## Exercise instructions
Transcribe the entries exactly; images are not part of the copy.

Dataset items
"""

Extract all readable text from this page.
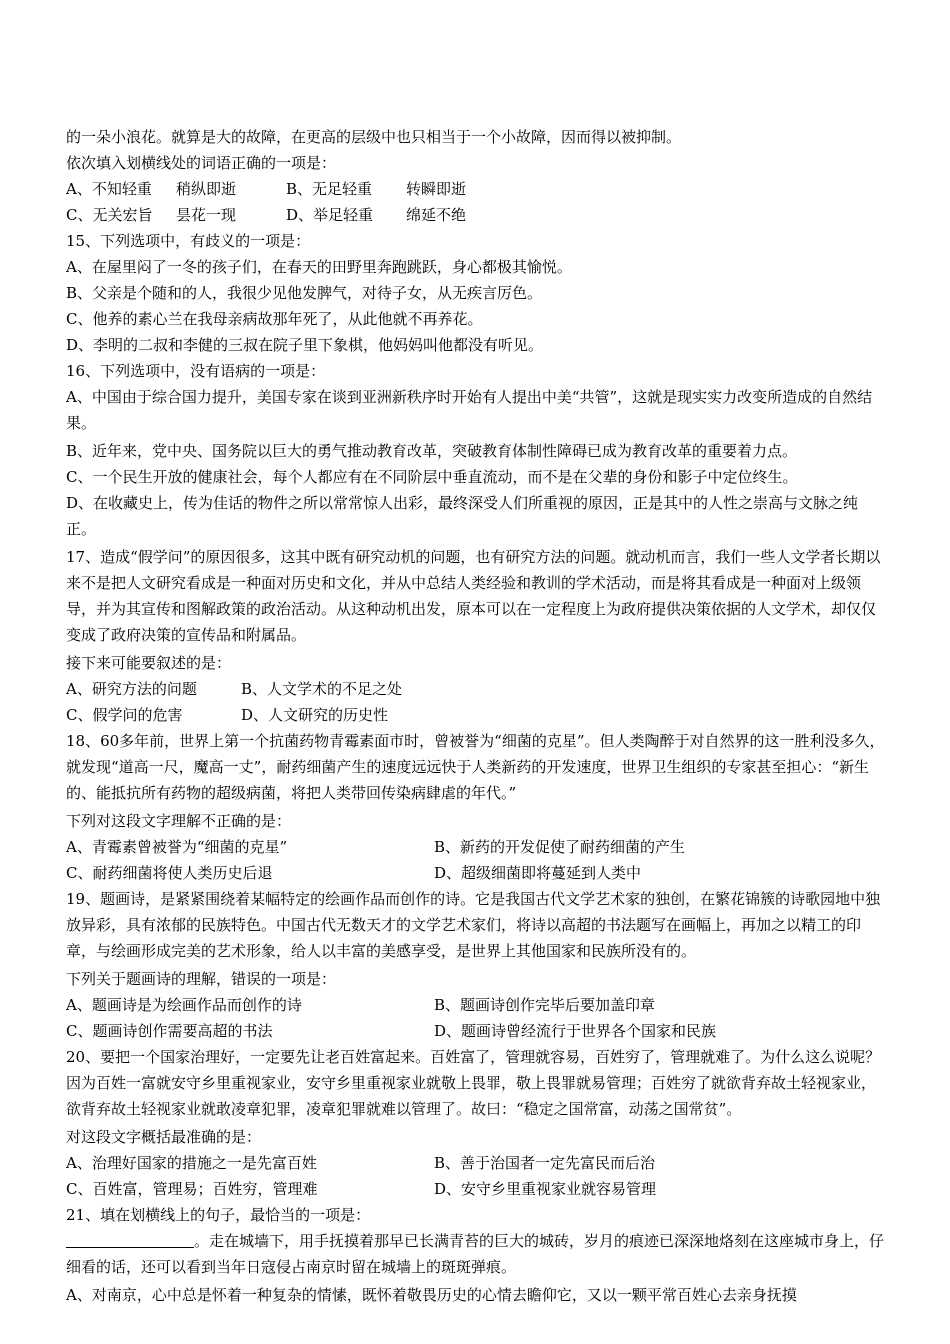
的一朵小浪花。就算是大的故障，在更高的层级中也只相当于一个小故障，因而得以被抑制。

依次填入划横线处的词语正确的一项是：

A、不知轻重 稍纵即逝	B、无足轻重 转瞬即逝

C、无关宏旨 昙花一现	D、举足轻重 绵延不绝

15、下列选项中，有歧义的一项是：

A、在屋里闷了一冬的孩子们，在春天的田野里奔跑跳跃，身心都极其愉悦。

B、父亲是个随和的人，我很少见他发脾气，对待子女，从无疾言厉色。

C、他养的素心兰在我母亲病故那年死了，从此他就不再养花。

D、李明的二叔和李健的三叔在院子里下象棋，他妈妈叫他都没有听见。

16、下列选项中，没有语病的一项是：

A、中国由于综合国力提升，美国专家在谈到亚洲新秩序时开始有人提出中美“共管”，这就是现实实力改变所造成的自然结果。

B、近年来，党中央、国务院以巨大的勇气推动教育改革，突破教育体制性障碍已成为教育改革的重要着力点。

C、一个民生开放的健康社会，每个人都应有在不同阶层中垂直流动，而不是在父辈的身份和影子中定位终生。

D、在收藏史上，传为佳话的物件之所以常常惊人出彩，最终深受人们所重视的原因，正是其中的人性之崇高与文脉之纯正。

17、造成“假学问”的原因很多，这其中既有研究动机的问题，也有研究方法的问题。就动机而言，我们一些人文学者长期以来不是把人文研究看成是一种面对历史和文化，并从中总结人类经验和教训的学术活动，而是将其看成是一种面对上级领导，并为其宣传和图解政策的政治活动。从这种动机出发，原本可以在一定程度上为政府提供决策依据的人文学术，却仅仅变成了政府决策的宣传品和附属品。

接下来可能要叙述的是：

A、研究方法的问题	B、人文学术的不足之处

C、假学问的危害	D、人文研究的历史性

18、60多年前，世界上第一个抗菌药物青霉素面市时，曾被誉为“细菌的克星”。但人类陶醉于对自然界的这一胜利没多久，就发现“道高一尺，魔高一丈”，耐药细菌产生的速度远远快于人类新药的开发速度，世界卫生组织的专家甚至担心：“新生的、能抵抗所有药物的超级病菌，将把人类带回传染病肆虐的年代。”

下列对这段文字理解不正确的是：

A、青霉素曾被誉为“细菌的克星”	B、新药的开发促使了耐药细菌的产生
C、耐药细菌将使人类历史后退	D、超级细菌即将蔓延到人类中

19、题画诗，是紧紧围绕着某幅特定的绘画作品而创作的诗。它是我国古代文学艺术家的独创，在繁花锦簇的诗歌园地中独放异彩，具有浓郁的民族特色。中国古代无数天才的文学艺术家们，将诗以高超的书法题写在画幅上，再加之以精工的印章，与绘画形成完美的艺术形象，给人以丰富的美感享受，是世界上其他国家和民族所没有的。

下列关于题画诗的理解，错误的一项是：

A、题画诗是为绘画作品而创作的诗	B、题画诗创作完毕后要加盖印章
C、题画诗创作需要高超的书法	D、题画诗曾经流行于世界各个国家和民族

20、要把一个国家治理好，一定要先让老百姓富起来。百姓富了，管理就容易，百姓穷了，管理就难了。为什么这么说呢？因为百姓一富就安守乡里重视家业，安守乡里重视家业就敬上畏罪，敬上畏罪就易管理；百姓穷了就欲背弃故土轻视家业，欲背弃故土轻视家业就敢凌章犯罪，凌章犯罪就难以管理了。故曰：“稳定之国常富，动荡之国常贫”。

对这段文字概括最准确的是：

A、治理好国家的措施之一是先富百姓	B、善于治国者一定先富民而后治
C、百姓富，管理易；百姓穷，管理难	D、安守乡里重视家业就容易管理

21、填在划横线上的句子，最恰当的一项是：

。走在城墙下，用手抚摸着那早已长满青苔的巨大的城砖，岁月的痕迹已深深地烙刻在这座城市身上，仔细看的话，还可以看到当年日寇侵占南京时留在城墙上的斑斑弹痕。

A、对南京，心中总是怀着一种复杂的情愫，既怀着敬畏历史的心情去瞻仰它，又以一颗平常百姓心去亲身抚摸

"""

## The result
Extract all readable text from this page.
的一朵小浪花。就算是大的故障，在更高的层级中也只相当于一个小故障，因而得以被抑制。

依次填入划横线处的词语正确的一项是：

A、不知轻重 稍纵即逝	B、无足轻重 转瞬即逝

C、无关宏旨 昙花一现	D、举足轻重 绵延不绝

15、下列选项中，有歧义的一项是：

A、在屋里闷了一冬的孩子们，在春天的田野里奔跑跳跃，身心都极其愉悦。

B、父亲是个随和的人，我很少见他发脾气，对待子女，从无疾言厉色。

C、他养的素心兰在我母亲病故那年死了，从此他就不再养花。

D、李明的二叔和李健的三叔在院子里下象棋，他妈妈叫他都没有听见。

16、下列选项中，没有语病的一项是：

A、中国由于综合国力提升，美国专家在谈到亚洲新秩序时开始有人提出中美“共管”，这就是现实实力改变所造成的自然结果。

B、近年来，党中央、国务院以巨大的勇气推动教育改革，突破教育体制性障碍已成为教育改革的重要着力点。

C、一个民生开放的健康社会，每个人都应有在不同阶层中垂直流动，而不是在父辈的身份和影子中定位终生。

D、在收藏史上，传为佳话的物件之所以常常惊人出彩，最终深受人们所重视的原因，正是其中的人性之崇高与文脉之纯正。

17、造成“假学问”的原因很多，这其中既有研究动机的问题，也有研究方法的问题。就动机而言，我们一些人文学者长期以来不是把人文研究看成是一种面对历史和文化，并从中总结人类经验和教训的学术活动，而是将其看成是一种面对上级领导，并为其宣传和图解政策的政治活动。从这种动机出发，原本可以在一定程度上为政府提供决策依据的人文学术，却仅仅变成了政府决策的宣传品和附属品。

接下来可能要叙述的是：

A、研究方法的问题	B、人文学术的不足之处

C、假学问的危害	D、人文研究的历史性

18、60多年前，世界上第一个抗菌药物青霉素面市时，曾被誉为“细菌的克星”。但人类陶醉于对自然界的这一胜利没多久，就发现“道高一尺，魔高一丈”，耐药细菌产生的速度远远快于人类新药的开发速度，世界卫生组织的专家甚至担心：“新生的、能抵抗所有药物的超级病菌，将把人类带回传染病肆虐的年代。”

下列对这段文字理解不正确的是：

A、青霉素曾被誉为“细菌的克星”	B、新药的开发促使了耐药细菌的产生
C、耐药细菌将使人类历史后退	D、超级细菌即将蔓延到人类中

19、题画诗，是紧紧围绕着某幅特定的绘画作品而创作的诗。它是我国古代文学艺术家的独创，在繁花锦簇的诗歌园地中独放异彩，具有浓郁的民族特色。中国古代无数天才的文学艺术家们，将诗以高超的书法题写在画幅上，再加之以精工的印章，与绘画形成完美的艺术形象，给人以丰富的美感享受，是世界上其他国家和民族所没有的。

下列关于题画诗的理解，错误的一项是：

A、题画诗是为绘画作品而创作的诗	B、题画诗创作完毕后要加盖印章
C、题画诗创作需要高超的书法	D、题画诗曾经流行于世界各个国家和民族

20、要把一个国家治理好，一定要先让老百姓富起来。百姓富了，管理就容易，百姓穷了，管理就难了。为什么这么说呢？因为百姓一富就安守乡里重视家业，安守乡里重视家业就敬上畏罪，敬上畏罪就易管理；百姓穷了就欲背弃故土轻视家业，欲背弃故土轻视家业就敢凌章犯罪，凌章犯罪就难以管理了。故曰：“稳定之国常富，动荡之国常贫”。

对这段文字概括最准确的是：

A、治理好国家的措施之一是先富百姓	B、善于治国者一定先富民而后治
C、百姓富，管理易；百姓穷，管理难	D、安守乡里重视家业就容易管理

21、填在划横线上的句子，最恰当的一项是：

。走在城墙下，用手抚摸着那早已长满青苔的巨大的城砖，岁月的痕迹已深深地烙刻在这座城市身上，仔细看的话，还可以看到当年日寇侵占南京时留在城墙上的斑斑弹痕。

A、对南京，心中总是怀着一种复杂的情愫，既怀着敬畏历史的心情去瞻仰它，又以一颗平常百姓心去亲身抚摸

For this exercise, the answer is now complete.